### THE EXERCISE
Look through the listing for the word "的平方根为". Copy each line that has it.

[Stored records]
--- START ---
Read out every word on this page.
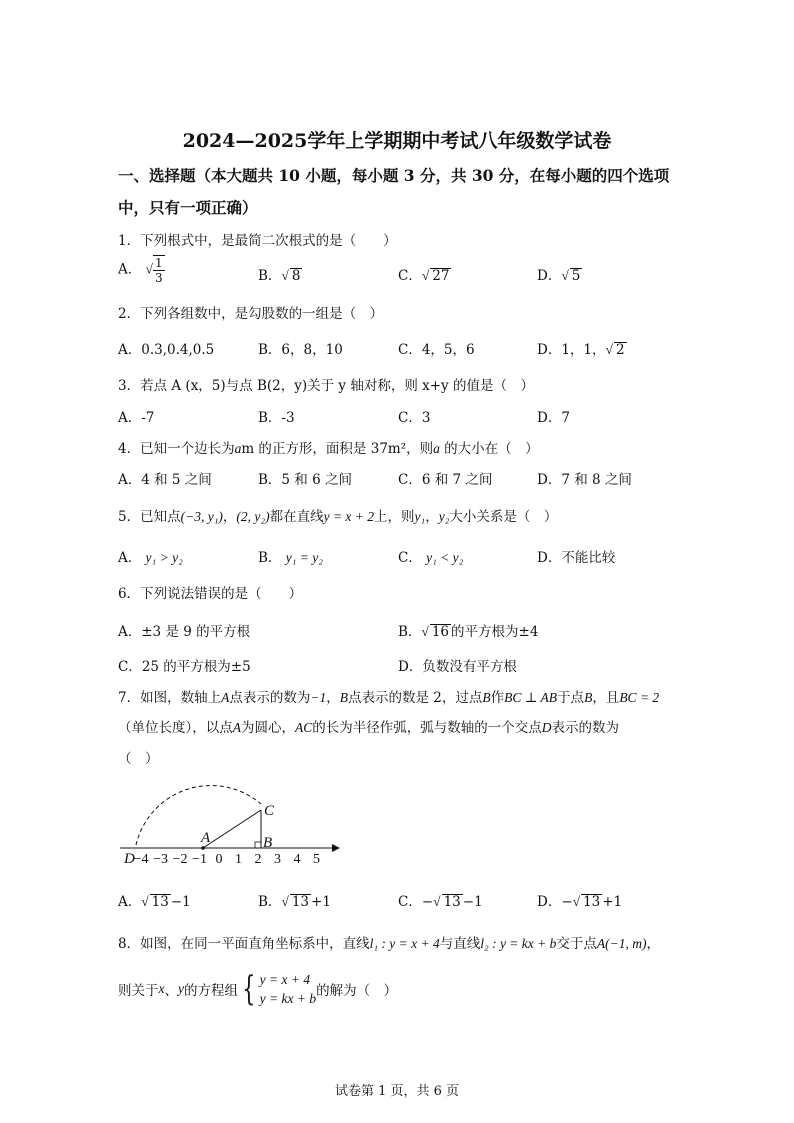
2024—2025学年上学期期中考试八年级数学试卷
一、选择题（本大题共 10 小题，每小题 3 分，共 30 分，在每小题的四个选项
中，只有一项正确）
1．下列根式中，是最简二次根式的是（　　）
A． √ $\frac{1}{3}$	B．√ 8	C．√ 27	D．√ 5
2．下列各组数中，是勾股数的一组是（　）
A．0.3,0.4,0.5	B．6，8，10	C．4，5，6	D．1，1，√ 2
3．若点 A (x，5)与点 B(2，y)关于 y 轴对称，则 x+y 的值是（　）
A．-7	B．-3	C．3	D．7
4．已知一个边长为am 的正方形，面积是 37m²，则a 的大小在（　）
A．4 和 5 之间	B．5 和 6 之间	C．6 和 7 之间	D．7 和 8 之间
5．已知点(−3, y₁)，(2, y₂)都在直线y = x + 2上，则y₁，y₂大小关系是（　）
A． y₁ > y₂	B． y₁ = y₂	C． y₁ < y₂	D．不能比较
6．下列说法错误的是（　　）
A．±3 是 9 的平方根	B．√ 16 的平方根为±4
C．25 的平方根为±5	D．负数没有平方根
7．如图，数轴上A点表示的数为−1，B点表示的数是 2，过点B作BC ⊥ AB于点B，且BC = 2
（单位长度），以点A为圆心，AC的长为半径作弧，弧与数轴的一个交点D表示的数为
（　）
C
A	B
D
−4 −3 −2 −1 0 1 2 3 4 5
A．√ 13 −1	B．√ 13 +1	C．−√ 13 −1	D．−√ 13 +1
8．如图，在同一平面直角坐标系中，直线l₁ : y = x + 4与直线l₂ : y = kx + b交于点A(−1, m)，
则关于x、y的方程组 { y = x + 4
y = kx + b 的解为（　）
试卷第 1 页，共 6 页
--- END ---
### THE SOLUTION
A．±3 是 9 的平方根	B．√ 16 的平方根为±4
C．25 的平方根为±5	D．负数没有平方根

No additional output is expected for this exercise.